> [Direction]
Reproduce all the entries precisely.

[Saved data entries]
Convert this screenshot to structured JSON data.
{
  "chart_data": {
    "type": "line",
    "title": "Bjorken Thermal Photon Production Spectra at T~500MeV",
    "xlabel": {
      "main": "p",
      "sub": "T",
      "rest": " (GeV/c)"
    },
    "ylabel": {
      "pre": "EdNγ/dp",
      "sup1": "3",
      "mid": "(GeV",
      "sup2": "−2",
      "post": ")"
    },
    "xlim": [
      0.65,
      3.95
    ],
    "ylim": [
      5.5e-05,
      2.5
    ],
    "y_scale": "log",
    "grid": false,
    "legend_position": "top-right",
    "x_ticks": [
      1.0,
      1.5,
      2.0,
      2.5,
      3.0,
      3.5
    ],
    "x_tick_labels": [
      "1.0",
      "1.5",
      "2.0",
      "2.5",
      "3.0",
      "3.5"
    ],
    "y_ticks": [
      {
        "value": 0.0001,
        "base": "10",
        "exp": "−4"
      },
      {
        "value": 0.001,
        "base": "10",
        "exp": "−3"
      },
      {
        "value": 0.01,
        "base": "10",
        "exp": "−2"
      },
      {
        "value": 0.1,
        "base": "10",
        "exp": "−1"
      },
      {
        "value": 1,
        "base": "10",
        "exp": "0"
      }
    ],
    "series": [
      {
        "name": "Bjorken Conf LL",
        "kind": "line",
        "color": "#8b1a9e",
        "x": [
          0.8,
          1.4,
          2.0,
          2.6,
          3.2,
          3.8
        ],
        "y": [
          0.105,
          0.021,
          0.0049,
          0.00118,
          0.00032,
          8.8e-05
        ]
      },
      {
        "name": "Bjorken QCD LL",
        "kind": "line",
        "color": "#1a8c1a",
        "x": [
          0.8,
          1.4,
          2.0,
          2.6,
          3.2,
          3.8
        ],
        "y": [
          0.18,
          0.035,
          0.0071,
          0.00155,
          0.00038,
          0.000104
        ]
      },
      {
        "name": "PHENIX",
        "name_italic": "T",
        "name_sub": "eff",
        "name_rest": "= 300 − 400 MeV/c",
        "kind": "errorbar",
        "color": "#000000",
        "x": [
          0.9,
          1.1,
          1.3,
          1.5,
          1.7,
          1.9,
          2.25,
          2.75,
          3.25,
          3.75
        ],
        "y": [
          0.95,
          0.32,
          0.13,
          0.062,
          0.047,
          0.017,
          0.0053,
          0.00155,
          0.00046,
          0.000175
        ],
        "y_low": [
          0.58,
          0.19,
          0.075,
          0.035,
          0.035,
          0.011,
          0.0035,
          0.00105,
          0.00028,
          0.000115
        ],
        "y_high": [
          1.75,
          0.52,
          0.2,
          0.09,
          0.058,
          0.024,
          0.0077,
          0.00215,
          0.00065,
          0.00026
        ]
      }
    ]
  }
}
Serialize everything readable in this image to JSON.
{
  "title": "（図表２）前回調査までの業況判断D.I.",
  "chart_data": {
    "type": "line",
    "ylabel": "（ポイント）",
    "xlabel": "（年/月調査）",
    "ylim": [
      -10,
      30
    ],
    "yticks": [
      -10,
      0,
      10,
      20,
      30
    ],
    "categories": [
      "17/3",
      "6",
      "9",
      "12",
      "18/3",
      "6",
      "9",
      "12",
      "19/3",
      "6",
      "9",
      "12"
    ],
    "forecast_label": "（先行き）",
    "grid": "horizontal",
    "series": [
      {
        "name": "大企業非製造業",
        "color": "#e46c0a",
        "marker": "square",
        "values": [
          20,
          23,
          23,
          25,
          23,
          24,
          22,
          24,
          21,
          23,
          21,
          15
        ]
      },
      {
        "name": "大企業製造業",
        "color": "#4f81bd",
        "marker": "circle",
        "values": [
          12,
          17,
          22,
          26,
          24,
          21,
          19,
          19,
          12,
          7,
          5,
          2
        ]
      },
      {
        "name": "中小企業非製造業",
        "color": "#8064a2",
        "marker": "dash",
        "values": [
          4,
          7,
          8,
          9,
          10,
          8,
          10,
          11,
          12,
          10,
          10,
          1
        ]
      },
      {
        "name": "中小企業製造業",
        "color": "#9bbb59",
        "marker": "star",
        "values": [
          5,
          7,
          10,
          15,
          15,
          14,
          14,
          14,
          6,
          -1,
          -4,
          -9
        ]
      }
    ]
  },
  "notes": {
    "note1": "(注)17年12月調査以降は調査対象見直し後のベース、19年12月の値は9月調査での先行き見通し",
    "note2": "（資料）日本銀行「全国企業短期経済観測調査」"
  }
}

> [The answer]
Convert this screenshot to structured JSON data.
{
  "chart_data": {
    "type": "line",
    "title": "Bjorken Thermal Photon Production Spectra at T~500MeV",
    "xlabel": {
      "main": "p",
      "sub": "T",
      "rest": " (GeV/c)"
    },
    "ylabel": {
      "pre": "EdNγ/dp",
      "sup1": "3",
      "mid": "(GeV",
      "sup2": "−2",
      "post": ")"
    },
    "xlim": [
      0.65,
      3.95
    ],
    "ylim": [
      5.5e-05,
      2.5
    ],
    "y_scale": "log",
    "grid": false,
    "legend_position": "top-right",
    "x_ticks": [
      1.0,
      1.5,
      2.0,
      2.5,
      3.0,
      3.5
    ],
    "x_tick_labels": [
      "1.0",
      "1.5",
      "2.0",
      "2.5",
      "3.0",
      "3.5"
    ],
    "y_ticks": [
      {
        "value": 0.0001,
        "base": "10",
        "exp": "−4"
      },
      {
        "value": 0.001,
        "base": "10",
        "exp": "−3"
      },
      {
        "value": 0.01,
        "base": "10",
        "exp": "−2"
      },
      {
        "value": 0.1,
        "base": "10",
        "exp": "−1"
      },
      {
        "value": 1,
        "base": "10",
        "exp": "0"
      }
    ],
    "series": [
      {
        "name": "Bjorken Conf LL",
        "kind": "line",
        "color": "#8b1a9e",
        "x": [
          0.8,
          1.4,
          2.0,
          2.6,
          3.2,
          3.8
        ],
        "y": [
          0.105,
          0.021,
          0.0049,
          0.00118,
          0.00032,
          8.8e-05
        ]
      },
      {
        "name": "Bjorken QCD LL",
        "kind": "line",
        "color": "#1a8c1a",
        "x": [
          0.8,
          1.4,
          2.0,
          2.6,
          3.2,
          3.8
        ],
        "y": [
          0.18,
          0.035,
          0.0071,
          0.00155,
          0.00038,
          0.000104
        ]
      },
      {
        "name": "PHENIX",
        "name_italic": "T",
        "name_sub": "eff",
        "name_rest": "= 300 − 400 MeV/c",
        "kind": "errorbar",
        "color": "#000000",
        "x": [
          0.9,
          1.1,
          1.3,
          1.5,
          1.7,
          1.9,
          2.25,
          2.75,
          3.25,
          3.75
        ],
        "y": [
          0.95,
          0.32,
          0.13,
          0.062,
          0.047,
          0.017,
          0.0053,
          0.00155,
          0.00046,
          0.000175
        ],
        "y_low": [
          0.58,
          0.19,
          0.075,
          0.035,
          0.035,
          0.011,
          0.0035,
          0.00105,
          0.00028,
          0.000115
        ],
        "y_high": [
          1.75,
          0.52,
          0.2,
          0.09,
          0.058,
          0.024,
          0.0077,
          0.00215,
          0.00065,
          0.00026
        ]
      }
    ]
  }
}
Serialize everything readable in this image to JSON.
{
  "title": "（図表２）前回調査までの業況判断D.I.",
  "chart_data": {
    "type": "line",
    "ylabel": "（ポイント）",
    "xlabel": "（年/月調査）",
    "ylim": [
      -10,
      30
    ],
    "yticks": [
      -10,
      0,
      10,
      20,
      30
    ],
    "categories": [
      "17/3",
      "6",
      "9",
      "12",
      "18/3",
      "6",
      "9",
      "12",
      "19/3",
      "6",
      "9",
      "12"
    ],
    "forecast_label": "（先行き）",
    "grid": "horizontal",
    "series": [
      {
        "name": "大企業非製造業",
        "color": "#e46c0a",
        "marker": "square",
        "values": [
          20,
          23,
          23,
          25,
          23,
          24,
          22,
          24,
          21,
          23,
          21,
          15
        ]
      },
      {
        "name": "大企業製造業",
        "color": "#4f81bd",
        "marker": "circle",
        "values": [
          12,
          17,
          22,
          26,
          24,
          21,
          19,
          19,
          12,
          7,
          5,
          2
        ]
      },
      {
        "name": "中小企業非製造業",
        "color": "#8064a2",
        "marker": "dash",
        "values": [
          4,
          7,
          8,
          9,
          10,
          8,
          10,
          11,
          12,
          10,
          10,
          1
        ]
      },
      {
        "name": "中小企業製造業",
        "color": "#9bbb59",
        "marker": "star",
        "values": [
          5,
          7,
          10,
          15,
          15,
          14,
          14,
          14,
          6,
          -1,
          -4,
          -9
        ]
      }
    ]
  },
  "notes": {
    "note1": "(注)17年12月調査以降は調査対象見直し後のベース、19年12月の値は9月調査での先行き見通し",
    "note2": "（資料）日本銀行「全国企業短期経済観測調査」"
  }
}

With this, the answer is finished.